## Passage to read
======

Skip to content

Pipeline API

pipeline

Prefect flow orchestration for the content pipeline.

Flows handle scheduling, retries, and status transitions. Business logic lives in agents and tools — flows are thin orchestration wrappers.

Modules: article_flow: Main article production flow (research → draft → gates → publish). brief_flow: Article brief generation from backlog items. batch_flow: Batch processing of multiple articles. publish_flow: WordPress publishing flow. research_news_flow: Research news digest pipeline. quality_gates: Gate dispatch, score posting, and consistency enforcement. draft_validation: Deterministic draft structure validation before quality gates. run_tracker: Pipeline run lifecycle tracking. status: Article status-transition state machine.

produce_article(article_id) async

Produce a single article through the full pipeline.

Steps: 1. Load the article and validate it is in brief_approved status. 2. Optionally load the parent cornerstone draft. 3. Research (brief_approved -> researching) 4. Write (researching -> writing) 5. Quality gates in parallel (writing -> quality_check -> synthesizing) 6. If gates pass: skip synthesis, humanize draft, advance to ready_for_review. 7. If gates fail: run synthesis with truncation guard, loop (up to 3 iterations). On exhaustion: humanize draft, advance to ready_for_review with quality_gates_passed=False.

On any unhandled exception the article is marked as failed.

Returns: True if the article reached ready_for_review (either via gates passing or via gate exhaustion for human review). Raises on unexpected errors (article marked failed before re-raise).

batch_produce(article_ids, concurrency=1) async

Produce a batch of articles through the full pipeline.

Creates a pipeline run, fans out produce_article calls with a concurrency semaphore, and finalises the run when all articles have been processed.

Args: article_ids: Article UUIDs to produce. concurrency: Maximum number of articles processed in parallel.

Returns: The UUID of the pipeline run created for this batch.

generate_briefs(backlog_item_ids) async

Generate briefs for a batch of backlog items.

Creates a pipeline run, processes all items sequentially (bounded by a semaphore), and finalises the run with the appropriate status.

Args: backlog_item_ids: List of backlog item UUIDs to generate briefs for.

Returns: The UUID of the pipeline run created for this batch.

======

(Box annotation data)

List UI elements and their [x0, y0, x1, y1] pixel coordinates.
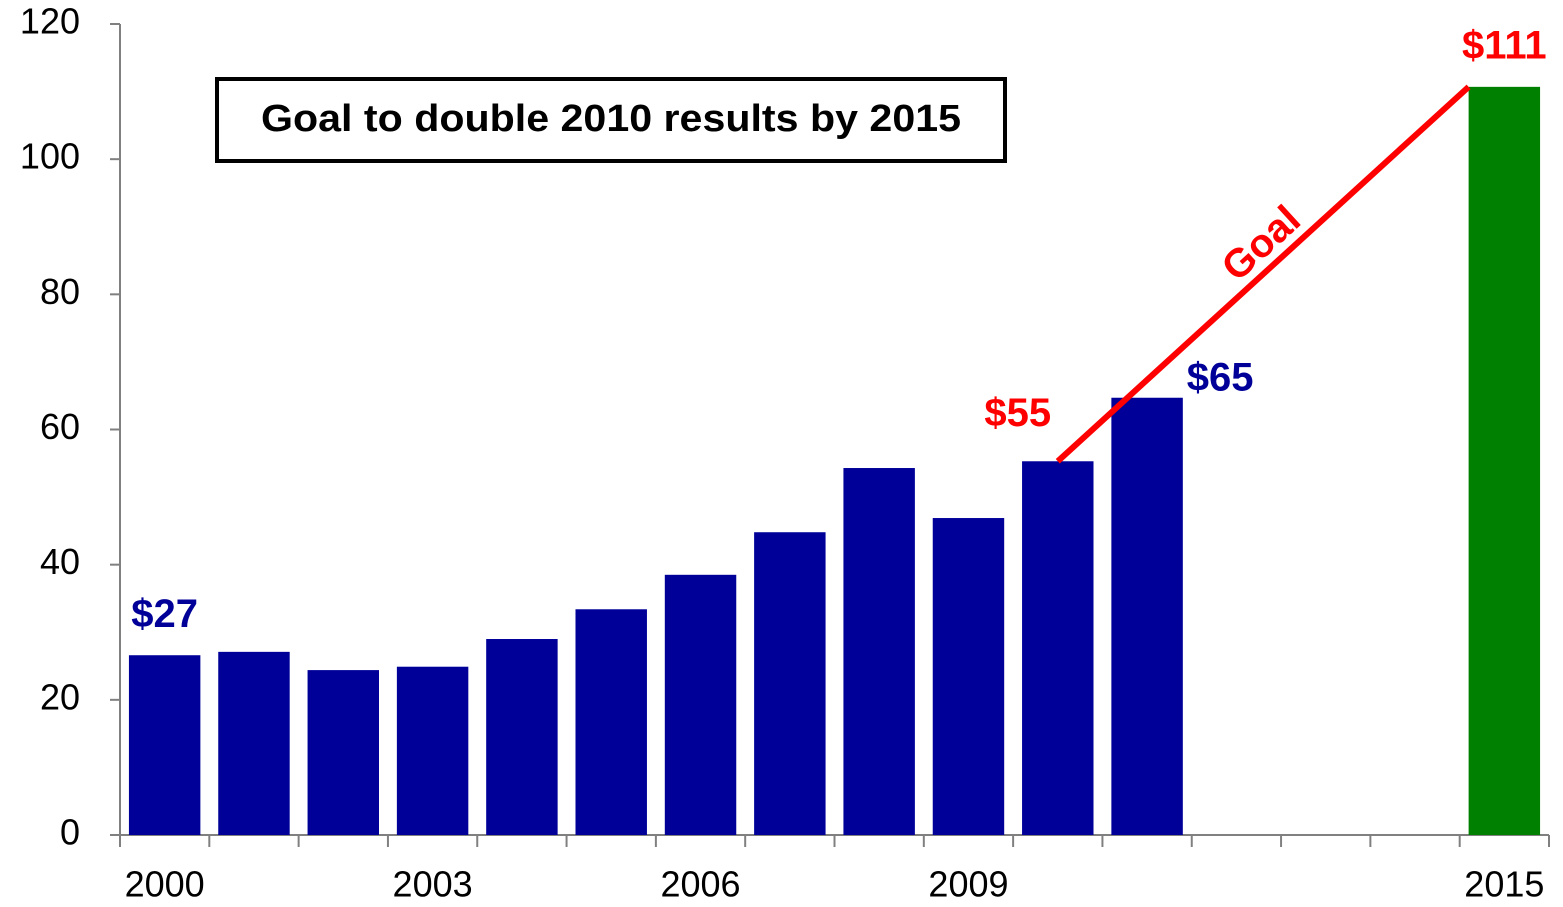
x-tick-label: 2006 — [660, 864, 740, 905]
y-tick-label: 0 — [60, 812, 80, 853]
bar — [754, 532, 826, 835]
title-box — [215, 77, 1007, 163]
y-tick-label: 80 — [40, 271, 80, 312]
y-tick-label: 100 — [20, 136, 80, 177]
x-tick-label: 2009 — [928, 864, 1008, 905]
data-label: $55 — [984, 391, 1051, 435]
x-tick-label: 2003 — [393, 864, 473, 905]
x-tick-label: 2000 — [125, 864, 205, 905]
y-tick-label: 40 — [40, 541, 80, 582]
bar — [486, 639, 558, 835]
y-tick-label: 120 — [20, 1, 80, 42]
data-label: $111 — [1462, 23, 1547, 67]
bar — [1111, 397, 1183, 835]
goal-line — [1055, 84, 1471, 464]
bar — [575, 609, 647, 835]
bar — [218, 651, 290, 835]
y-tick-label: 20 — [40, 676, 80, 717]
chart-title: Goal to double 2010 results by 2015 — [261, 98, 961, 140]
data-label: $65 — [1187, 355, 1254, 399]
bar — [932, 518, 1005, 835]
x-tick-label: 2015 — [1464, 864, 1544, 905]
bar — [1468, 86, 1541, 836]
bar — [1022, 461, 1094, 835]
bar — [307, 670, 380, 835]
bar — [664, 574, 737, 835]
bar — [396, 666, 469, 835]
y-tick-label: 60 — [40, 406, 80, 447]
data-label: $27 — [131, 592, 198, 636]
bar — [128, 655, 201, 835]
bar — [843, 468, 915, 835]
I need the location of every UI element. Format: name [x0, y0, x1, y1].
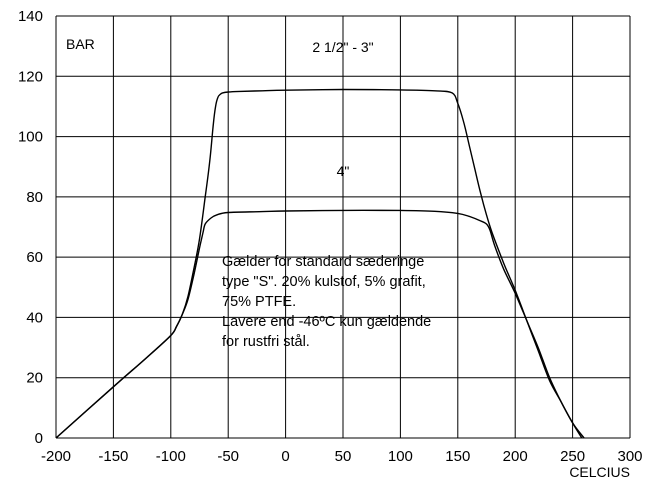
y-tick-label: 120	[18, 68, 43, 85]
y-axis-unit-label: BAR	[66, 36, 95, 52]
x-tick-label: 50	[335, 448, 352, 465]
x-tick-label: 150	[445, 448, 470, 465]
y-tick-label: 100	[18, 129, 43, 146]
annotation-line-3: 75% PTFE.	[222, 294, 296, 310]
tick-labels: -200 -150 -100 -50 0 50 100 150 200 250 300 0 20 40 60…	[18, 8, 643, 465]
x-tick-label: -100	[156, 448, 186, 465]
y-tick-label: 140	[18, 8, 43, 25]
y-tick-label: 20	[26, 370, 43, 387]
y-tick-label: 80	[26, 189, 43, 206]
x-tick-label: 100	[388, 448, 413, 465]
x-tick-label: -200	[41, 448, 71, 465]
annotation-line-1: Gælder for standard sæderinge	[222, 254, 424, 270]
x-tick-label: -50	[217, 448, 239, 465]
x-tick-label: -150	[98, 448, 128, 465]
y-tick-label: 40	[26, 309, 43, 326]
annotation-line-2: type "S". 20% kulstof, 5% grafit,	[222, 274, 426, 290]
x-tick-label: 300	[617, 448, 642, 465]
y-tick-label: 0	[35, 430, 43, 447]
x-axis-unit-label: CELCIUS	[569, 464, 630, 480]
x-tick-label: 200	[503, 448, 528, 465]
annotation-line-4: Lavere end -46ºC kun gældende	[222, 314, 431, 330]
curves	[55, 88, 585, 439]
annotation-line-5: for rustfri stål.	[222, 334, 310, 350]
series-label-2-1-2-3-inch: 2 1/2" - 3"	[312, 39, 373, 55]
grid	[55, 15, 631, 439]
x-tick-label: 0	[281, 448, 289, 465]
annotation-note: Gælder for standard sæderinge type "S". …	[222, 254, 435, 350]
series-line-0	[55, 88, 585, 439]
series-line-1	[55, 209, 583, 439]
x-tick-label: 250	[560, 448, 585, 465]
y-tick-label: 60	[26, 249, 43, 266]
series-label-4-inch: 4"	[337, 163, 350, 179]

======

## Given instruction 1
According to the pipeline API documentation, how many synthesis iterations can produce_article loop through when the quality gates fail?
## Given instruction 2
Write the next part of the pipeline API documentation, continuing after its final line.
These items have no connection to the pipeline API documentation.

## Task answer 1
Up to 3 iterations.

## Task answer 2
publish_articles(article_ids, concurrency=1) async

Batch publish approved articles to WordPress.

Same pattern as batch_produce: creates a pipeline run, fans out publish tasks with a concurrency semaphore, and finalises the run when all articles have been processed.

Args: article_ids: Article UUIDs to publish. concurrency: Maximum number of articles published in parallel.

Returns: The UUID of the pipeline run created for this batch.

produce_digests(languages=None) async

Produce per-language digest articles from newsworthy source items.

Loads the newsworthy pool from the database in FIFO order, batches it into groups of 3–5 items, and produces one digest per batch per language. Creates its own pipeline run with run_type=digest_production.

Always runs standalone (triggered as a Prefect deployment). Triage metadata is reconstructed from persisted source item fields.

Args: languages: Language codes to produce digests for. Defaults to ["en", "de"].

Returns: List of article UUIDs produced across all batches and languages.

research_news_scan(languages=None) async

Scan sources, triage items, and trigger digest production.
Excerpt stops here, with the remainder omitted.